What you are asked to do ▸
Write out the material exactly, without any of its pictures.

___ Provided material

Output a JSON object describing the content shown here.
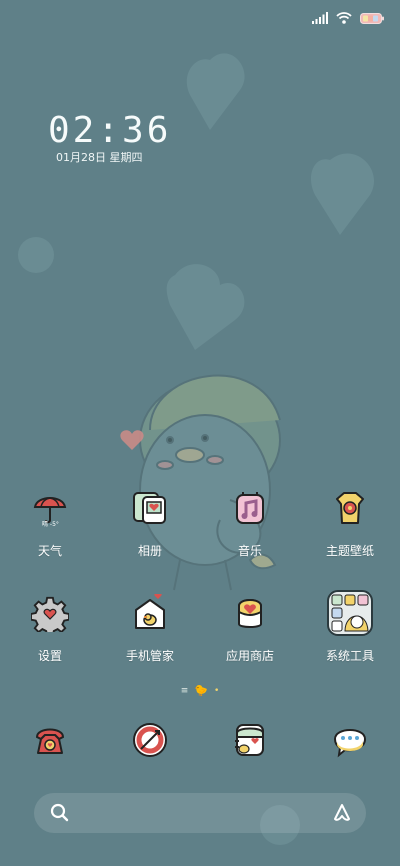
{
  "clock": {
    "time": "02:36",
    "date": "01月28日 星期四"
  },
  "status": {
    "signal": "signal-icon",
    "wifi": "wifi-icon",
    "battery": "battery-icon"
  },
  "apps": [
    {
      "label": "天气",
      "icon": "weather-icon"
    },
    {
      "label": "相册",
      "icon": "gallery-icon"
    },
    {
      "label": "音乐",
      "icon": "music-icon"
    },
    {
      "label": "主题壁纸",
      "icon": "themes-icon"
    },
    {
      "label": "设置",
      "icon": "settings-icon"
    },
    {
      "label": "手机管家",
      "icon": "security-icon"
    },
    {
      "label": "应用商店",
      "icon": "app-store-icon"
    },
    {
      "label": "系统工具",
      "icon": "system-tools-folder-icon"
    }
  ],
  "pager": {
    "dot": "≡",
    "current": "🐤",
    "other": "•"
  },
  "dock": [
    {
      "icon": "phone-icon"
    },
    {
      "icon": "browser-icon"
    },
    {
      "icon": "contacts-icon"
    },
    {
      "icon": "messages-icon"
    }
  ],
  "search": {
    "left_icon": "search-icon",
    "right_icon": "assistant-icon"
  },
  "colors": {
    "background": "#5f8088",
    "accent": "#f2d36b",
    "text": "#ffffff"
  }
}
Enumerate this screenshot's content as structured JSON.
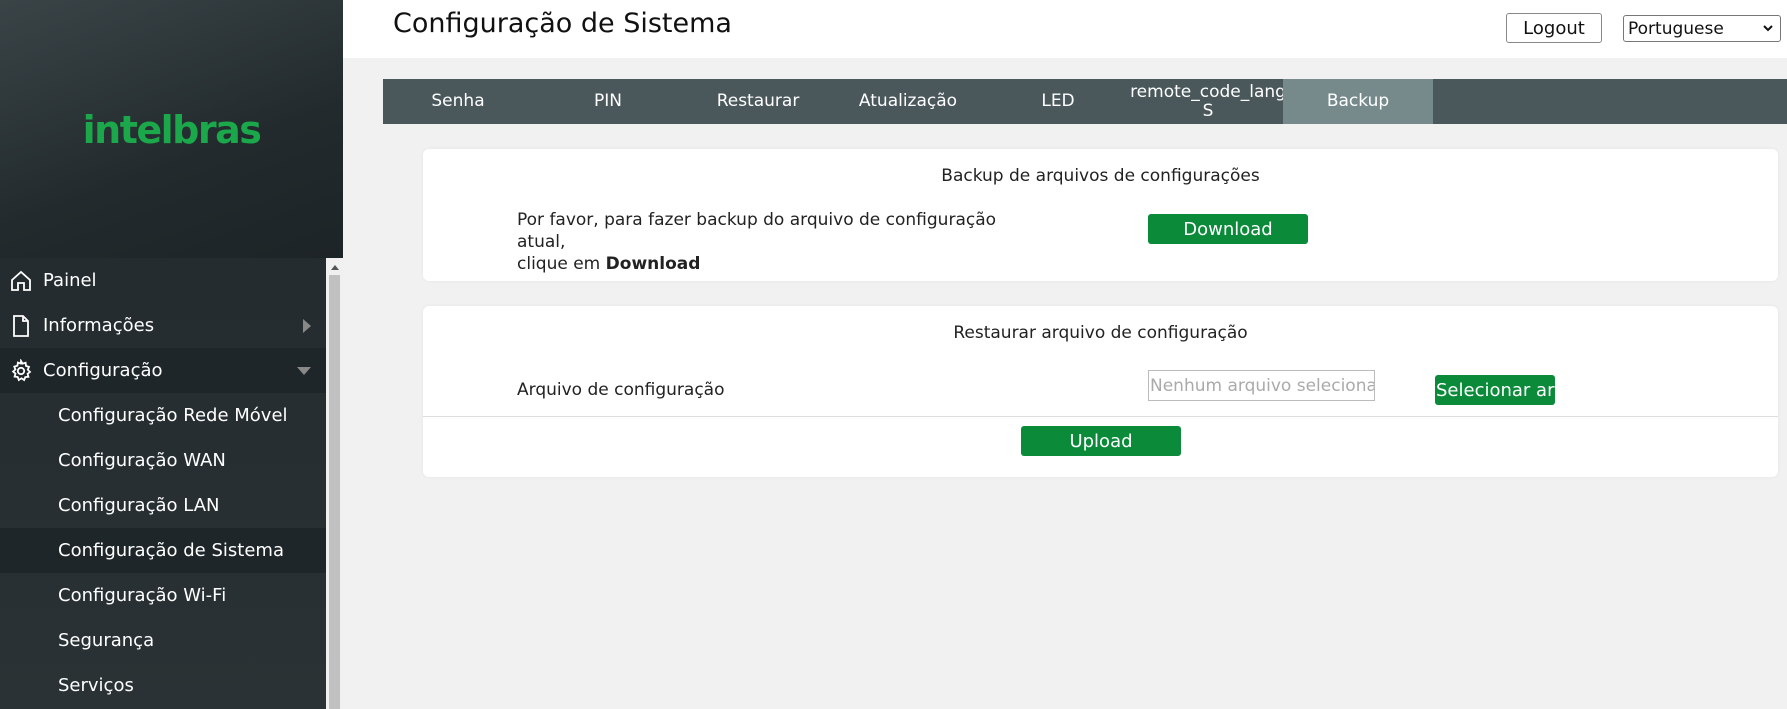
{
  "brand": {
    "logo_text": "intelbras",
    "logo_color": "#1aa84a"
  },
  "sidebar": {
    "items": [
      {
        "label": "Painel",
        "icon": "home-icon"
      },
      {
        "label": "Informações",
        "icon": "document-icon"
      },
      {
        "label": "Configuração",
        "icon": "gear-icon"
      }
    ],
    "sub_items": [
      "Configuração Rede Móvel",
      "Configuração WAN",
      "Configuração LAN",
      "Configuração de Sistema",
      "Configuração Wi-Fi",
      "Segurança",
      "Serviços"
    ],
    "selected_sub_item": "Configuração de Sistema"
  },
  "header": {
    "title": "Configuração de Sistema",
    "logout_label": "Logout",
    "language": "Portuguese"
  },
  "tabs": {
    "items": [
      "Senha",
      "PIN",
      "Restaurar",
      "Atualização",
      "LED",
      "remote_code_lang S",
      "Backup"
    ],
    "active": "Backup"
  },
  "backup_card": {
    "title": "Backup de arquivos de configurações",
    "desc_line1": "Por favor, para fazer backup do arquivo de configuração atual,",
    "desc_line2_prefix": "clique em",
    "desc_line2_bold": "Download",
    "download_label": "Download"
  },
  "restore_card": {
    "title": "Restaurar arquivo de configuração",
    "file_label": "Arquivo de configuração",
    "file_placeholder": "Nenhum arquivo selecionado",
    "select_label": "Selecionar arqu",
    "upload_label": "Upload"
  },
  "colors": {
    "accent_green": "#0b8a3a",
    "sidebar_bg": "#242b2e",
    "tab_bar": "#4a575b",
    "tab_active": "#768a8c"
  }
}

______

Reply ▸
Output a JSON object describing the content shown here.
{
  "clock": {
    "time": "02:36",
    "date": "01月28日 星期四"
  },
  "status": {
    "signal": "signal-icon",
    "wifi": "wifi-icon",
    "battery": "battery-icon"
  },
  "apps": [
    {
      "label": "天气",
      "icon": "weather-icon"
    },
    {
      "label": "相册",
      "icon": "gallery-icon"
    },
    {
      "label": "音乐",
      "icon": "music-icon"
    },
    {
      "label": "主题壁纸",
      "icon": "themes-icon"
    },
    {
      "label": "设置",
      "icon": "settings-icon"
    },
    {
      "label": "手机管家",
      "icon": "security-icon"
    },
    {
      "label": "应用商店",
      "icon": "app-store-icon"
    },
    {
      "label": "系统工具",
      "icon": "system-tools-folder-icon"
    }
  ],
  "pager": {
    "dot": "≡",
    "current": "🐤",
    "other": "•"
  },
  "dock": [
    {
      "icon": "phone-icon"
    },
    {
      "icon": "browser-icon"
    },
    {
      "icon": "contacts-icon"
    },
    {
      "icon": "messages-icon"
    }
  ],
  "search": {
    "left_icon": "search-icon",
    "right_icon": "assistant-icon"
  },
  "colors": {
    "background": "#5f8088",
    "accent": "#f2d36b",
    "text": "#ffffff"
  }
}
Enumerate this screenshot's content as structured JSON.
{
  "brand": {
    "logo_text": "intelbras",
    "logo_color": "#1aa84a"
  },
  "sidebar": {
    "items": [
      {
        "label": "Painel",
        "icon": "home-icon"
      },
      {
        "label": "Informações",
        "icon": "document-icon"
      },
      {
        "label": "Configuração",
        "icon": "gear-icon"
      }
    ],
    "sub_items": [
      "Configuração Rede Móvel",
      "Configuração WAN",
      "Configuração LAN",
      "Configuração de Sistema",
      "Configuração Wi-Fi",
      "Segurança",
      "Serviços"
    ],
    "selected_sub_item": "Configuração de Sistema"
  },
  "header": {
    "title": "Configuração de Sistema",
    "logout_label": "Logout",
    "language": "Portuguese"
  },
  "tabs": {
    "items": [
      "Senha",
      "PIN",
      "Restaurar",
      "Atualização",
      "LED",
      "remote_code_lang S",
      "Backup"
    ],
    "active": "Backup"
  },
  "backup_card": {
    "title": "Backup de arquivos de configurações",
    "desc_line1": "Por favor, para fazer backup do arquivo de configuração atual,",
    "desc_line2_prefix": "clique em",
    "desc_line2_bold": "Download",
    "download_label": "Download"
  },
  "restore_card": {
    "title": "Restaurar arquivo de configuração",
    "file_label": "Arquivo de configuração",
    "file_placeholder": "Nenhum arquivo selecionado",
    "select_label": "Selecionar arqu",
    "upload_label": "Upload"
  },
  "colors": {
    "accent_green": "#0b8a3a",
    "sidebar_bg": "#242b2e",
    "tab_bar": "#4a575b",
    "tab_active": "#768a8c"
  }
}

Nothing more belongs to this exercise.